_Provided passage:_
>> start

I is for Interface

January 13, 2013

Back in 1995 I sat in a large ballroom to listen to politicians from the North and South of Ireland talk about the peace process, which at that time was far from a sure thing.

A story, told by one of the Unionists stuck in my head. He told of how he had been involved in selling a ceasefire to loyalist paramilitaries and one of the questions that he was faced with was.

“If we go on ceasefire, who’ll shoot the taigues?” (Catholics)

The story was told light heartedly, and it raised a chuckle around the room. The very notion of someone failing to understand that the whole point of a ceasefire is that the need to shoot people has gone away.

This week I tweeted a far less important question than the life and death decisions of paramilitaries.

Should we continue with the ‘I’ prefix for interfaces, or should be drop it?

The reason why we ask these questions is that over time the reasons why conventions exist can “go away”.

The ‘I’ in interface names is a visual cue, that is all. There is no technical reason for it to be there, and so, there’s every chance that in time it may go away.

Aha! you say. There’s no technical reason why I should call a list of customers ‘Customers’, the compiler would be equally happy with ‘c’, but meaningful variable names are here to stay.

Well, there’s a difference here and it’s worth exploring. Some cues are iconic, they have something about them that make them instantly and intuitively understood on some level. Using meaningful variable names, and plural variable names to represent collections are iconic cues.

Others cues exist and work purely because of convention. Hungarian Notation and the I in Interface names would be an example of these. Things that hang around purely out of habit or convention are far more vulnerable than things that are iconic.

>> end

_Provided material:_
>> start

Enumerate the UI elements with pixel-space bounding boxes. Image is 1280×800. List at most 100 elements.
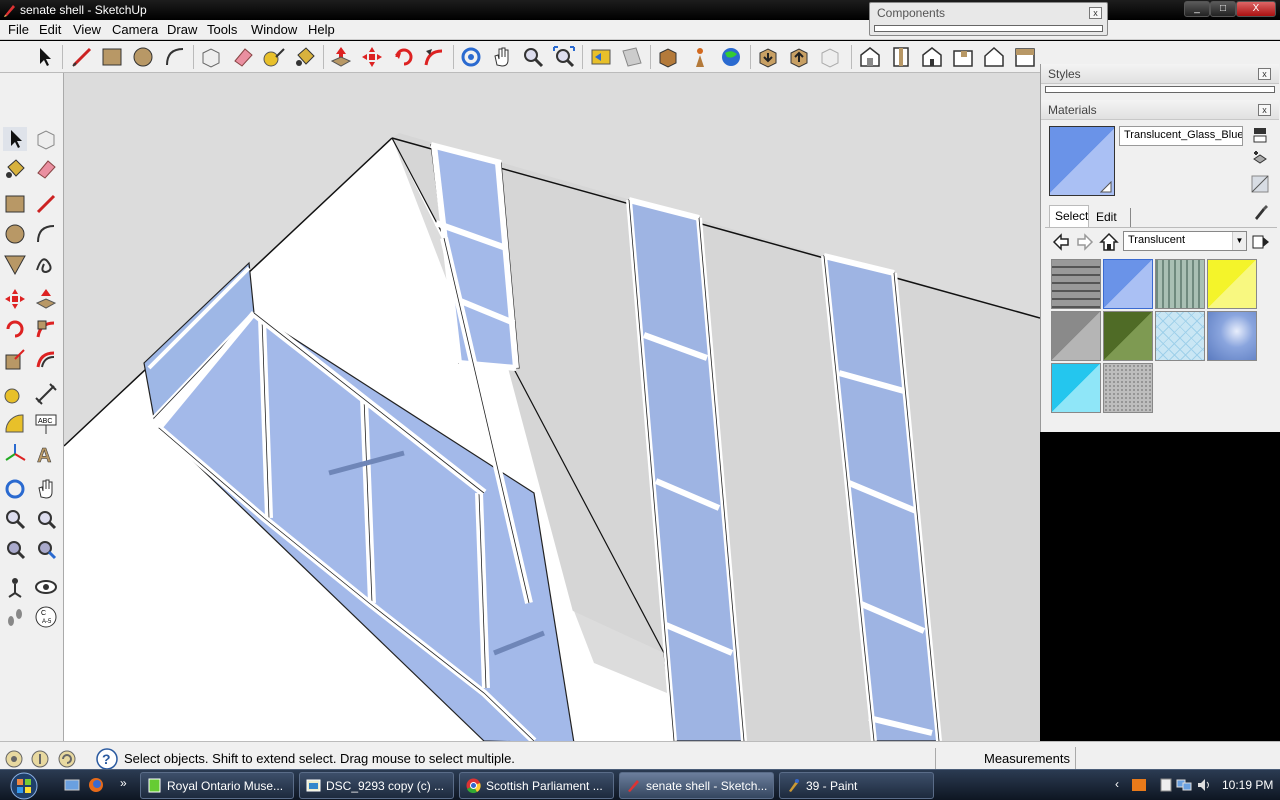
follow-me-icon[interactable] — [422, 45, 446, 69]
credits-icon[interactable] — [31, 750, 49, 768]
model-viewport[interactable] — [64, 73, 1040, 741]
tray-clipboard-icon[interactable] — [1158, 777, 1174, 793]
google-earth-icon[interactable] — [719, 45, 743, 69]
axes-tool-icon[interactable] — [3, 442, 27, 466]
help-icon[interactable]: ? — [96, 748, 118, 770]
components-collapsed-bar[interactable] — [874, 25, 1103, 32]
material-swatch[interactable] — [1103, 259, 1153, 309]
material-swatch[interactable] — [1207, 311, 1257, 361]
show-desktop-icon[interactable] — [64, 777, 80, 793]
back-arrow-icon[interactable] — [1051, 232, 1071, 252]
front-view-icon[interactable] — [920, 45, 944, 69]
circle-tool-icon[interactable] — [131, 45, 155, 69]
make-component-icon[interactable] — [34, 127, 58, 151]
arc-tool-icon[interactable] — [163, 45, 187, 69]
zoom-tool-icon[interactable] — [521, 45, 545, 69]
look-around-icon[interactable] — [34, 575, 58, 599]
material-swatch[interactable] — [1207, 259, 1257, 309]
menu-file[interactable]: File — [8, 22, 29, 37]
components-close-button[interactable]: x — [1089, 7, 1102, 19]
styles-collapsed-bar[interactable] — [1045, 86, 1275, 93]
material-swatch[interactable] — [1051, 363, 1101, 413]
maximize-button[interactable]: □ — [1210, 1, 1236, 17]
styles-close-button[interactable]: x — [1258, 68, 1271, 80]
iso-view-icon[interactable] — [858, 45, 882, 69]
push-pull-icon[interactable] — [329, 45, 353, 69]
taskbar-item-senate-shell[interactable]: senate shell - Sketch... — [619, 772, 774, 799]
material-swatch[interactable] — [1155, 311, 1205, 361]
paint-bucket-icon[interactable] — [293, 45, 317, 69]
menu-draw[interactable]: Draw — [167, 22, 197, 37]
in-model-home-icon[interactable] — [1099, 232, 1119, 252]
position-camera-icon[interactable] — [3, 575, 27, 599]
menu-view[interactable]: View — [73, 22, 101, 37]
measurements-input[interactable] — [1075, 747, 1275, 769]
tape-measure-icon[interactable] — [262, 45, 286, 69]
menu-tools[interactable]: Tools — [207, 22, 237, 37]
model-geometry[interactable] — [64, 73, 1040, 741]
3d-text-tool-icon[interactable]: A — [34, 442, 58, 466]
make-component-icon[interactable] — [199, 45, 223, 69]
eraser-tool-icon[interactable] — [34, 157, 58, 181]
zoom-window-icon[interactable] — [34, 507, 58, 531]
geo-location-icon[interactable] — [5, 750, 23, 768]
tape-measure-icon[interactable] — [3, 382, 27, 406]
materials-panel-header[interactable]: Materials x — [1041, 100, 1279, 120]
arc-tool-icon[interactable] — [34, 222, 58, 246]
network-icon[interactable] — [1176, 777, 1192, 793]
follow-me-icon[interactable] — [34, 317, 58, 341]
firefox-icon[interactable] — [88, 777, 104, 793]
material-swatch[interactable] — [1103, 311, 1153, 361]
details-arrow-icon[interactable] — [1251, 232, 1271, 252]
sample-paint-icon[interactable] — [1251, 204, 1269, 222]
tray-app-icon[interactable] — [1131, 777, 1147, 793]
material-swatch[interactable] — [1051, 311, 1101, 361]
get-component-icon[interactable] — [756, 45, 780, 69]
section-plane-icon[interactable]: C A-5 — [34, 605, 58, 629]
select-tool-icon[interactable] — [32, 45, 56, 69]
section-plane-icon[interactable] — [620, 45, 644, 69]
protractor-icon[interactable] — [3, 412, 27, 436]
styles-panel-header[interactable]: Styles x — [1041, 64, 1279, 84]
menu-camera[interactable]: Camera — [112, 22, 158, 37]
circle-tool-icon[interactable] — [3, 222, 27, 246]
collection-dropdown[interactable]: Translucent ▼ — [1123, 231, 1247, 251]
walk-tool-icon[interactable] — [3, 605, 27, 629]
material-name-field[interactable]: Translucent_Glass_Blue — [1119, 126, 1243, 146]
display-secondary-pane-icon[interactable] — [1251, 126, 1269, 144]
orbit-tool-icon[interactable] — [459, 45, 483, 69]
material-swatch[interactable] — [1103, 363, 1153, 413]
zoom-tool-icon[interactable] — [3, 507, 27, 531]
scale-tool-icon[interactable] — [3, 347, 27, 371]
pan-tool-icon[interactable] — [490, 45, 514, 69]
start-button-icon[interactable] — [2, 771, 46, 800]
quick-launch-overflow-icon[interactable]: » — [120, 776, 127, 790]
material-swatch[interactable] — [1155, 259, 1205, 309]
user-icon[interactable] — [58, 750, 76, 768]
minimize-button[interactable]: _ — [1184, 1, 1210, 17]
previous-view-icon[interactable] — [589, 45, 613, 69]
left-view-icon[interactable] — [1013, 45, 1037, 69]
offset-tool-icon[interactable] — [34, 347, 58, 371]
close-button[interactable]: X — [1236, 1, 1276, 17]
materials-close-button[interactable]: x — [1258, 104, 1271, 116]
tray-expand-icon[interactable]: ‹ — [1115, 777, 1119, 791]
components-panel[interactable]: Components x — [869, 2, 1108, 36]
create-material-icon[interactable] — [1251, 150, 1269, 168]
menu-edit[interactable]: Edit — [39, 22, 61, 37]
disabled-component-icon[interactable] — [818, 45, 842, 69]
dimension-tool-icon[interactable] — [34, 382, 58, 406]
move-tool-icon[interactable] — [360, 45, 384, 69]
forward-arrow-icon[interactable] — [1075, 232, 1095, 252]
top-view-icon[interactable] — [889, 45, 913, 69]
text-tool-icon[interactable]: ABC — [34, 412, 58, 436]
taskbar-item-paint[interactable]: 39 - Paint — [779, 772, 934, 799]
right-view-icon[interactable] — [951, 45, 975, 69]
rectangle-tool-icon[interactable] — [3, 192, 27, 216]
paint-bucket-icon[interactable] — [3, 157, 27, 181]
rectangle-tool-icon[interactable] — [100, 45, 124, 69]
rotate-tool-icon[interactable] — [392, 45, 416, 69]
move-tool-icon[interactable] — [3, 287, 27, 311]
line-tool-icon[interactable] — [34, 192, 58, 216]
zoom-extents-icon[interactable] — [552, 45, 576, 69]
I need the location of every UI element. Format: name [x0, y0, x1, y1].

>> end

_Tasks to complete:_
#1 According to the essay on interface names, what is the 'I' in interface names?
#2 Return the part of the essay on interface names starting with "Should we continue" and going on through "are iconic cues.", word for word.
Please answer using only the essay on interface names.

_Answers by task:_
#1 It is a visual cue, with no technical reason for it to be there.

#2
Should we continue with the ‘I’ prefix for interfaces, or should be drop it?

The reason why we ask these questions is that over time the reasons why conventions exist can “go away”.

The ‘I’ in interface names is a visual cue, that is all. There is no technical reason for it to be there, and so, there’s every chance that in time it may go away.

Aha! you say. There’s no technical reason why I should call a list of customers ‘Customers’, the compiler would be equally happy with ‘c’, but meaningful variable names are here to stay.

Well, there’s a difference here and it’s worth exploring. Some cues are iconic, they have something about them that make them instantly and intuitively understood on some level. Using meaningful variable names, and plural variable names to represent collections are iconic cues.